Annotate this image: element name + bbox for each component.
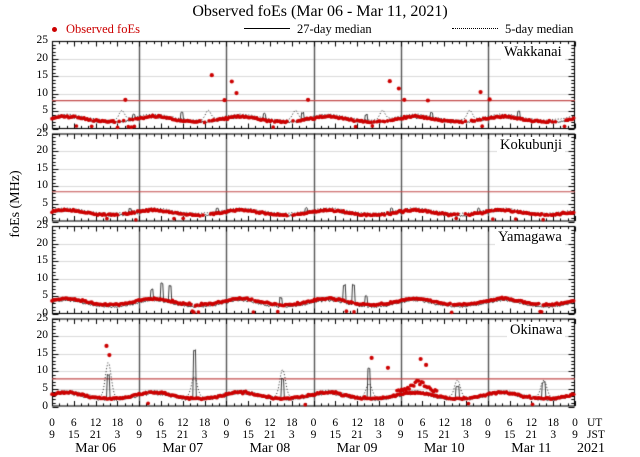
y-tick-label: 25 [36, 126, 49, 139]
x-tick-ut: 0 [572, 417, 578, 429]
year-label: 2021 [577, 441, 605, 456]
x-tick-ut: 6 [332, 417, 339, 429]
x-tick-ut: 6 [70, 417, 77, 429]
x-tick-jst: 15 [68, 429, 80, 441]
y-tick-label: 5 [42, 289, 48, 302]
x-tick-jst: 9 [136, 429, 143, 441]
x-tick-ut: 0 [310, 417, 317, 429]
x-tick-jst: 21 [89, 429, 102, 441]
x-tick-ut: 0 [223, 417, 230, 429]
y-tick-label: 20 [36, 236, 49, 249]
y-tick-label: 15 [36, 69, 49, 82]
x-tick-jst: 15 [155, 429, 167, 441]
y-tick-label: 10 [36, 86, 49, 99]
ut-unit-label: UT [587, 417, 603, 429]
y-tick-label: 5 [42, 196, 48, 209]
x-tick-jst: 9 [572, 429, 578, 441]
x-tick-ut: 6 [158, 417, 164, 429]
x-tick-jst: 15 [416, 429, 429, 441]
x-day-label: Mar 10 [423, 441, 465, 456]
x-tick-jst: 21 [177, 429, 189, 441]
y-tick-label: 10 [36, 271, 49, 284]
y-tick-label: 10 [36, 179, 49, 192]
y-tick-label: 0 [42, 307, 48, 319]
jst-unit-label: JST [587, 429, 605, 441]
x-tick-ut: 12 [438, 417, 451, 429]
station-label-wakkanai: Wakkanai [501, 44, 565, 61]
x-tick-ut: 18 [460, 417, 472, 429]
x-day-label: Mar 09 [336, 441, 378, 456]
x-day-label: Mar 08 [249, 441, 291, 456]
y-tick-label: 25 [36, 219, 49, 231]
x-tick-ut: 12 [351, 417, 363, 429]
x-tick-ut: 0 [397, 417, 404, 429]
x-day-label: Mar 07 [162, 441, 204, 456]
x-tick-jst: 15 [503, 429, 516, 441]
y-tick-label: 20 [36, 329, 49, 342]
x-tick-ut: 18 [373, 417, 385, 429]
y-tick-label: 0 [42, 122, 48, 134]
y-tick-label: 5 [42, 104, 48, 117]
x-tick-ut: 0 [484, 417, 491, 429]
x-tick-ut: 18 [198, 417, 211, 429]
x-tick-ut: 12 [89, 417, 102, 429]
x-tick-jst: 9 [310, 429, 317, 441]
y-tick-label: 15 [36, 254, 49, 267]
x-day-label: Mar 06 [75, 441, 116, 456]
x-tick-jst: 21 [525, 429, 538, 441]
y-tick-label: 10 [36, 364, 49, 377]
x-tick-jst: 9 [484, 429, 491, 441]
x-tick-ut: 18 [111, 417, 124, 429]
y-tick-label: 15 [36, 161, 49, 174]
x-tick-jst: 3 [376, 429, 382, 441]
x-tick-jst: 21 [438, 429, 451, 441]
x-tick-jst: 3 [201, 429, 208, 441]
y-tick-label: 0 [42, 399, 48, 412]
x-tick-ut: 0 [49, 417, 55, 429]
x-tick-ut: 0 [136, 417, 143, 429]
x-tick-jst: 9 [49, 429, 55, 441]
y-tick-label: 20 [36, 51, 49, 64]
y-tick-label: 25 [36, 34, 49, 46]
x-tick-ut: 12 [264, 417, 276, 429]
x-tick-jst: 3 [288, 429, 295, 441]
x-tick-ut: 6 [506, 417, 513, 429]
station-label-yamagawa: Yamagawa [495, 229, 565, 246]
x-day-label: Mar 11 [511, 441, 552, 456]
y-tick-label: 0 [42, 214, 48, 227]
x-tick-ut: 12 [177, 417, 189, 429]
x-tick-jst: 9 [223, 429, 230, 441]
x-tick-ut: 18 [285, 417, 298, 429]
x-tick-jst: 3 [550, 429, 557, 441]
x-tick-jst: 3 [463, 429, 469, 441]
x-tick-ut: 6 [245, 417, 251, 429]
x-tick-ut: 6 [419, 417, 426, 429]
x-tick-ut: 12 [525, 417, 538, 429]
x-tick-jst: 9 [397, 429, 404, 441]
x-tick-jst: 3 [114, 429, 121, 441]
x-tick-jst: 15 [242, 429, 254, 441]
x-tick-jst: 21 [351, 429, 363, 441]
station-label-kokubunji: Kokubunji [497, 136, 566, 154]
y-tick-label: 25 [36, 311, 49, 324]
x-tick-ut: 18 [547, 417, 559, 429]
y-tick-label: 20 [36, 144, 49, 157]
x-tick-jst: 21 [264, 429, 276, 441]
station-label-okinawa: Okinawa [507, 321, 566, 339]
y-tick-label: 15 [36, 346, 49, 359]
x-tick-jst: 15 [329, 429, 342, 441]
y-tick-label: 5 [42, 381, 48, 394]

Task brief: Transcribe the data above line for line, leaving out the pictures.

Written solution:
Annotate this image: element name + bbox for each component.
y-tick-label: 25 [36, 126, 49, 139]
x-tick-ut: 0 [572, 417, 578, 429]
year-label: 2021 [577, 441, 605, 456]
x-tick-ut: 6 [332, 417, 339, 429]
x-tick-ut: 6 [70, 417, 77, 429]
x-tick-jst: 15 [68, 429, 80, 441]
y-tick-label: 5 [42, 289, 48, 302]
x-tick-jst: 9 [136, 429, 143, 441]
x-tick-ut: 0 [310, 417, 317, 429]
x-tick-jst: 21 [89, 429, 102, 441]
x-tick-ut: 0 [223, 417, 230, 429]
y-tick-label: 20 [36, 236, 49, 249]
y-tick-label: 15 [36, 69, 49, 82]
x-tick-jst: 15 [155, 429, 167, 441]
y-tick-label: 10 [36, 86, 49, 99]
ut-unit-label: UT [587, 417, 603, 429]
y-tick-label: 5 [42, 196, 48, 209]
x-tick-jst: 9 [572, 429, 578, 441]
x-tick-ut: 6 [158, 417, 164, 429]
x-tick-jst: 15 [416, 429, 429, 441]
x-day-label: Mar 10 [423, 441, 465, 456]
x-tick-jst: 21 [177, 429, 189, 441]
y-tick-label: 10 [36, 271, 49, 284]
y-tick-label: 10 [36, 179, 49, 192]
y-tick-label: 0 [42, 307, 48, 319]
jst-unit-label: JST [587, 429, 605, 441]
x-tick-ut: 12 [438, 417, 451, 429]
station-label-wakkanai: Wakkanai [501, 44, 565, 61]
x-tick-ut: 18 [460, 417, 472, 429]
x-day-label: Mar 09 [336, 441, 378, 456]
x-day-label: Mar 08 [249, 441, 291, 456]
y-tick-label: 25 [36, 219, 49, 231]
x-tick-ut: 12 [351, 417, 363, 429]
x-tick-ut: 0 [397, 417, 404, 429]
x-day-label: Mar 07 [162, 441, 204, 456]
x-tick-jst: 15 [503, 429, 516, 441]
y-tick-label: 20 [36, 329, 49, 342]
x-tick-ut: 18 [373, 417, 385, 429]
y-tick-label: 0 [42, 122, 48, 134]
y-tick-label: 5 [42, 104, 48, 117]
x-tick-ut: 0 [484, 417, 491, 429]
x-tick-ut: 18 [198, 417, 211, 429]
x-tick-ut: 12 [89, 417, 102, 429]
x-tick-jst: 9 [310, 429, 317, 441]
y-tick-label: 15 [36, 254, 49, 267]
x-day-label: Mar 06 [75, 441, 116, 456]
x-tick-jst: 21 [525, 429, 538, 441]
y-tick-label: 10 [36, 364, 49, 377]
x-tick-jst: 9 [484, 429, 491, 441]
x-tick-ut: 18 [111, 417, 124, 429]
y-tick-label: 15 [36, 161, 49, 174]
x-tick-jst: 3 [376, 429, 382, 441]
x-tick-jst: 21 [438, 429, 451, 441]
x-tick-jst: 3 [201, 429, 208, 441]
y-tick-label: 0 [42, 399, 48, 412]
x-tick-ut: 0 [49, 417, 55, 429]
x-tick-ut: 0 [136, 417, 143, 429]
x-tick-jst: 9 [49, 429, 55, 441]
y-tick-label: 20 [36, 51, 49, 64]
y-tick-label: 25 [36, 34, 49, 46]
x-tick-ut: 12 [264, 417, 276, 429]
x-tick-jst: 3 [288, 429, 295, 441]
x-tick-ut: 6 [506, 417, 513, 429]
station-label-yamagawa: Yamagawa [495, 229, 565, 246]
x-day-label: Mar 11 [511, 441, 552, 456]
y-tick-label: 0 [42, 214, 48, 227]
x-tick-ut: 12 [177, 417, 189, 429]
x-tick-jst: 9 [223, 429, 230, 441]
x-tick-ut: 18 [285, 417, 298, 429]
x-tick-jst: 3 [550, 429, 557, 441]
x-tick-jst: 3 [463, 429, 469, 441]
x-tick-ut: 6 [245, 417, 251, 429]
x-tick-ut: 6 [419, 417, 426, 429]
x-tick-ut: 12 [525, 417, 538, 429]
x-tick-jst: 9 [397, 429, 404, 441]
x-tick-jst: 3 [114, 429, 121, 441]
x-tick-jst: 15 [242, 429, 254, 441]
x-tick-jst: 21 [351, 429, 363, 441]
station-label-kokubunji: Kokubunji [497, 136, 566, 154]
y-tick-label: 25 [36, 311, 49, 324]
x-tick-ut: 18 [547, 417, 559, 429]
y-tick-label: 20 [36, 144, 49, 157]
x-tick-jst: 21 [264, 429, 276, 441]
station-label-okinawa: Okinawa [507, 321, 566, 339]
y-tick-label: 15 [36, 346, 49, 359]
x-tick-jst: 15 [329, 429, 342, 441]
y-tick-label: 5 [42, 381, 48, 394]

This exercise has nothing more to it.